Records contained in a dataset
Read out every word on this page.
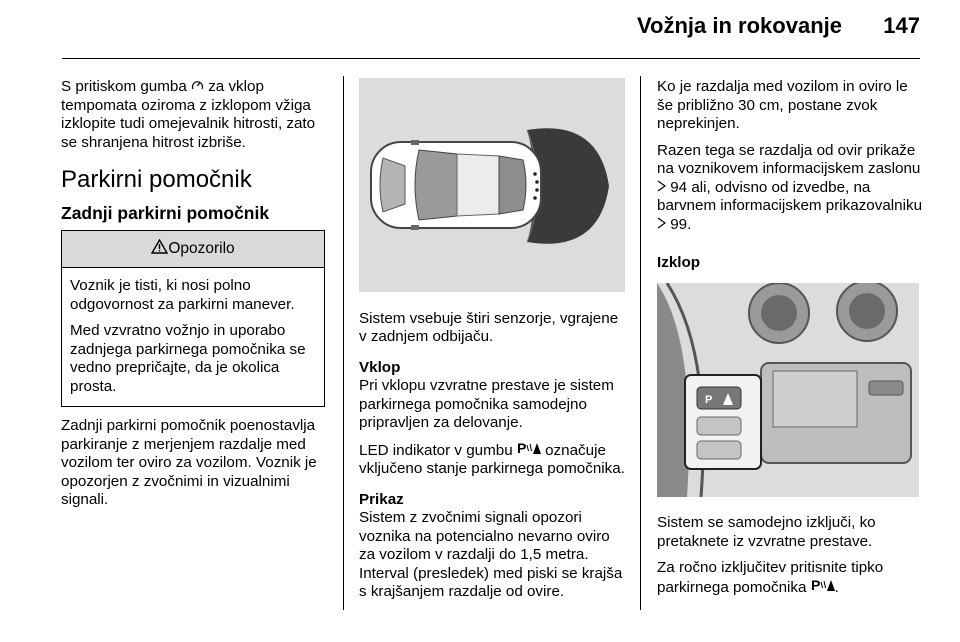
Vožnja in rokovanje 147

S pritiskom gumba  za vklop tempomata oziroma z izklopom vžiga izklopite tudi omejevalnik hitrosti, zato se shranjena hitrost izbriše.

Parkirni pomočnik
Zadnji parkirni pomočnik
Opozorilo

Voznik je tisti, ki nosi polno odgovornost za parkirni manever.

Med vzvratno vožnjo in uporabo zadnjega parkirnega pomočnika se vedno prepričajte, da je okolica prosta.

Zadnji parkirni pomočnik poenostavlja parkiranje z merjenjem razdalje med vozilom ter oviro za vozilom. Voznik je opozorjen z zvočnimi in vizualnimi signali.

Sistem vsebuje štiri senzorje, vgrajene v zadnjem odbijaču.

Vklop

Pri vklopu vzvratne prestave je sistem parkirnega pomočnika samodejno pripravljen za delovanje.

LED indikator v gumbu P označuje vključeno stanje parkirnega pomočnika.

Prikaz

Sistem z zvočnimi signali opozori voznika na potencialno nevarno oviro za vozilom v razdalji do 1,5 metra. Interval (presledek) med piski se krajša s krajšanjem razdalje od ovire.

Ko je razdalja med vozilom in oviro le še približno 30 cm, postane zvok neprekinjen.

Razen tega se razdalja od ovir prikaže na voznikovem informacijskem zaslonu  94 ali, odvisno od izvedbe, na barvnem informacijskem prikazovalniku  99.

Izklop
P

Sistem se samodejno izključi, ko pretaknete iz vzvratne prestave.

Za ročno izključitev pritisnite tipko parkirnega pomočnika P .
...
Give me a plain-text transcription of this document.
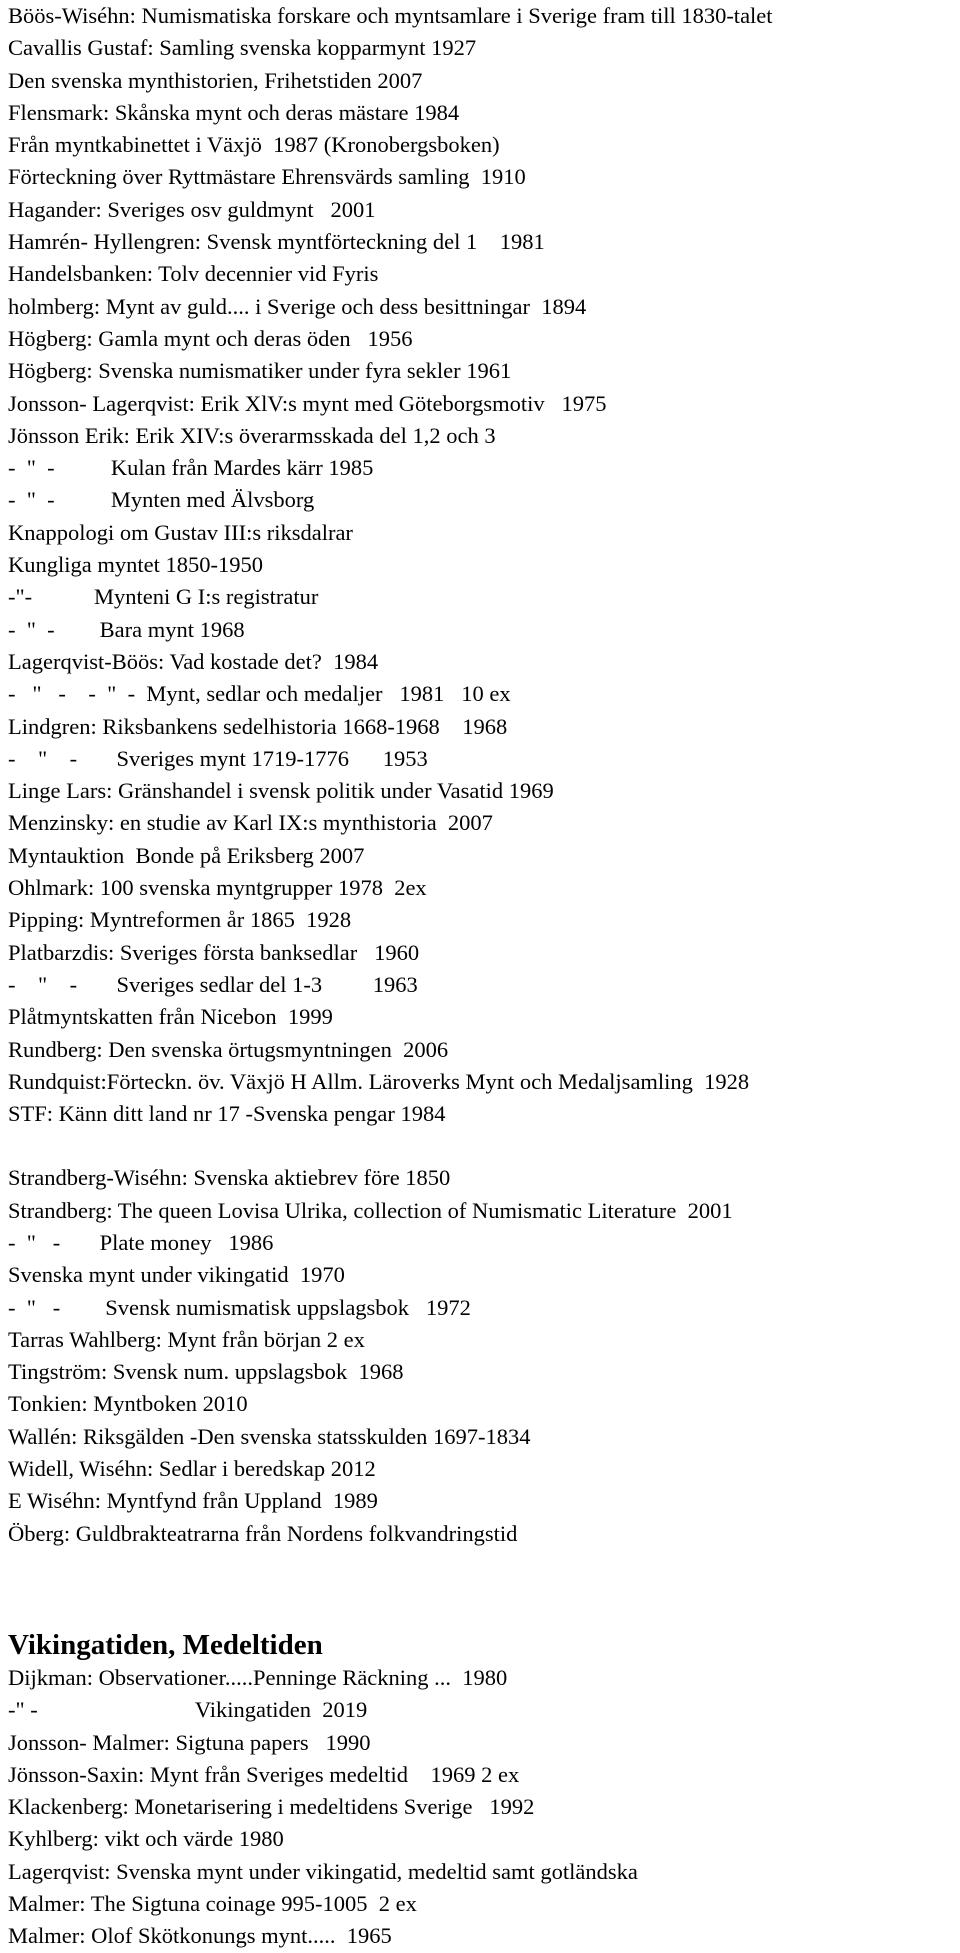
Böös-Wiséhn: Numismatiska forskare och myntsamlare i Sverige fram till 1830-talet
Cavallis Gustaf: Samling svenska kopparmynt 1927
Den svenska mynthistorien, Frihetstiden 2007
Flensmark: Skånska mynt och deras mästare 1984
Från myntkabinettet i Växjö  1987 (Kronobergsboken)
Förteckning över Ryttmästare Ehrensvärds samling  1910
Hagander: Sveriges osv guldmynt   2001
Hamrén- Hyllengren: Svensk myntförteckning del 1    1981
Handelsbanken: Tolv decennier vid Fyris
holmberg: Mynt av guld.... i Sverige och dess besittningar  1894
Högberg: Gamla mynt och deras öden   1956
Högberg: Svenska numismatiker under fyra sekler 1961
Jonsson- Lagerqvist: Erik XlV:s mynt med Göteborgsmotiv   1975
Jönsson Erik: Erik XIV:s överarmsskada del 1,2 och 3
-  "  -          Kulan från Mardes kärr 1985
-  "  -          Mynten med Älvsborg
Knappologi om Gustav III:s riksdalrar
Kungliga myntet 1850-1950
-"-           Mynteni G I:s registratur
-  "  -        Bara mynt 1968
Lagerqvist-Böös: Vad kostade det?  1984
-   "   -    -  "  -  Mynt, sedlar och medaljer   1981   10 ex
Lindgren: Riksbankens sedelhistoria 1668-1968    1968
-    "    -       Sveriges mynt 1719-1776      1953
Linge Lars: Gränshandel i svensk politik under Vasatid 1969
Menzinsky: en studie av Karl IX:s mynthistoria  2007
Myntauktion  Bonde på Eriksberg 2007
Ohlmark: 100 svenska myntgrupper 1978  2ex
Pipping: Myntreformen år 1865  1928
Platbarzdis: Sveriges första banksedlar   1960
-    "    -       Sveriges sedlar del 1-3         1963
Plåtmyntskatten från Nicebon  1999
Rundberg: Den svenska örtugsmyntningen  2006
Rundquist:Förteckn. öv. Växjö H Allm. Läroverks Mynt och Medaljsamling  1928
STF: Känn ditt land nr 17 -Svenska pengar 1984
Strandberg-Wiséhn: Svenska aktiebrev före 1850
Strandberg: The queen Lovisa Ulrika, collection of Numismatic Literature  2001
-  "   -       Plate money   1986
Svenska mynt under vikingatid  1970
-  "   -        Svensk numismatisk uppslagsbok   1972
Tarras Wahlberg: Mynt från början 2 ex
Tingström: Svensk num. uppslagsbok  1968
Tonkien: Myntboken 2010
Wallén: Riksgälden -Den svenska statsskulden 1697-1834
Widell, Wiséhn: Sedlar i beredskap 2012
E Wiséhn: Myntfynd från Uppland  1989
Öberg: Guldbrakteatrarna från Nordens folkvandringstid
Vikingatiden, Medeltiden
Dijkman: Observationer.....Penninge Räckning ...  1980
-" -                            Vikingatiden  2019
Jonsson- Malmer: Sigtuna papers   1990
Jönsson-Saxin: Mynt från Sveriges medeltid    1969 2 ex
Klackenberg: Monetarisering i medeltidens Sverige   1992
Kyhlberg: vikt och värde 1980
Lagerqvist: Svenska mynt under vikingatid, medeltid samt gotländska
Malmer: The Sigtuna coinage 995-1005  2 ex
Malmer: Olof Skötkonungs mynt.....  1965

▸ What the task asks
Say how many lines in the records hold the string "signali", and say nothing else.

▸ Correct result
2